Description of the task | Your task is to transcribe the data in full.

--- Begin Data to use ---

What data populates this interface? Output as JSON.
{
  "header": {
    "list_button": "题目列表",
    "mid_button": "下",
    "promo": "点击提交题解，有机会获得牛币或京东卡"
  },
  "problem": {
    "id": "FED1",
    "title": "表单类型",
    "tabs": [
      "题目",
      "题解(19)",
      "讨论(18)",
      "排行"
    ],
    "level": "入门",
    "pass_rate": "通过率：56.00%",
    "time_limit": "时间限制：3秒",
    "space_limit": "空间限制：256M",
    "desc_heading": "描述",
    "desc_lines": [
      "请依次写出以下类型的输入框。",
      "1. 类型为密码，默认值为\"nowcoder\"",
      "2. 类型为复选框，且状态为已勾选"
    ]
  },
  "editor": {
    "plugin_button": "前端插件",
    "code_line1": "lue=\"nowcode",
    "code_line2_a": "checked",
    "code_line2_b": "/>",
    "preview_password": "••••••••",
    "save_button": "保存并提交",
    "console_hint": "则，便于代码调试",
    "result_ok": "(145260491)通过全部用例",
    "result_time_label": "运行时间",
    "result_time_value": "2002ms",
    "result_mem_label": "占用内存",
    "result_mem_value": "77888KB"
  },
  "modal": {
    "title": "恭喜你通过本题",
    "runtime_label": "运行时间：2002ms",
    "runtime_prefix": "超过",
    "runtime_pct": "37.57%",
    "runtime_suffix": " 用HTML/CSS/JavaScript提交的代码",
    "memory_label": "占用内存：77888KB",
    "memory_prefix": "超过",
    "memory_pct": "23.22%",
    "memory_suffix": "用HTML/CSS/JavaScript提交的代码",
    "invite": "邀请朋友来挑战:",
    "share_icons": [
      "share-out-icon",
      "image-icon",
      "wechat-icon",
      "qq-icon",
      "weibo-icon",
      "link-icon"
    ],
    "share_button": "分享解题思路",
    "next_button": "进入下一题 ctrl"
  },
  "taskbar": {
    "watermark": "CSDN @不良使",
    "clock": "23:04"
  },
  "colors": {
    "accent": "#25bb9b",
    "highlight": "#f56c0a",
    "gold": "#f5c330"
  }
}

--- End Data to use ---

Task response |
What data populates this interface? Output as JSON.
{
  "header": {
    "list_button": "题目列表",
    "mid_button": "下",
    "promo": "点击提交题解，有机会获得牛币或京东卡"
  },
  "problem": {
    "id": "FED1",
    "title": "表单类型",
    "tabs": [
      "题目",
      "题解(19)",
      "讨论(18)",
      "排行"
    ],
    "level": "入门",
    "pass_rate": "通过率：56.00%",
    "time_limit": "时间限制：3秒",
    "space_limit": "空间限制：256M",
    "desc_heading": "描述",
    "desc_lines": [
      "请依次写出以下类型的输入框。",
      "1. 类型为密码，默认值为\"nowcoder\"",
      "2. 类型为复选框，且状态为已勾选"
    ]
  },
  "editor": {
    "plugin_button": "前端插件",
    "code_line1": "lue=\"nowcode",
    "code_line2_a": "checked",
    "code_line2_b": "/>",
    "preview_password": "••••••••",
    "save_button": "保存并提交",
    "console_hint": "则，便于代码调试",
    "result_ok": "(145260491)通过全部用例",
    "result_time_label": "运行时间",
    "result_time_value": "2002ms",
    "result_mem_label": "占用内存",
    "result_mem_value": "77888KB"
  },
  "modal": {
    "title": "恭喜你通过本题",
    "runtime_label": "运行时间：2002ms",
    "runtime_prefix": "超过",
    "runtime_pct": "37.57%",
    "runtime_suffix": " 用HTML/CSS/JavaScript提交的代码",
    "memory_label": "占用内存：77888KB",
    "memory_prefix": "超过",
    "memory_pct": "23.22%",
    "memory_suffix": "用HTML/CSS/JavaScript提交的代码",
    "invite": "邀请朋友来挑战:",
    "share_icons": [
      "share-out-icon",
      "image-icon",
      "wechat-icon",
      "qq-icon",
      "weibo-icon",
      "link-icon"
    ],
    "share_button": "分享解题思路",
    "next_button": "进入下一题 ctrl"
  },
  "taskbar": {
    "watermark": "CSDN @不良使",
    "clock": "23:04"
  },
  "colors": {
    "accent": "#25bb9b",
    "highlight": "#f56c0a",
    "gold": "#f5c330"
  }
}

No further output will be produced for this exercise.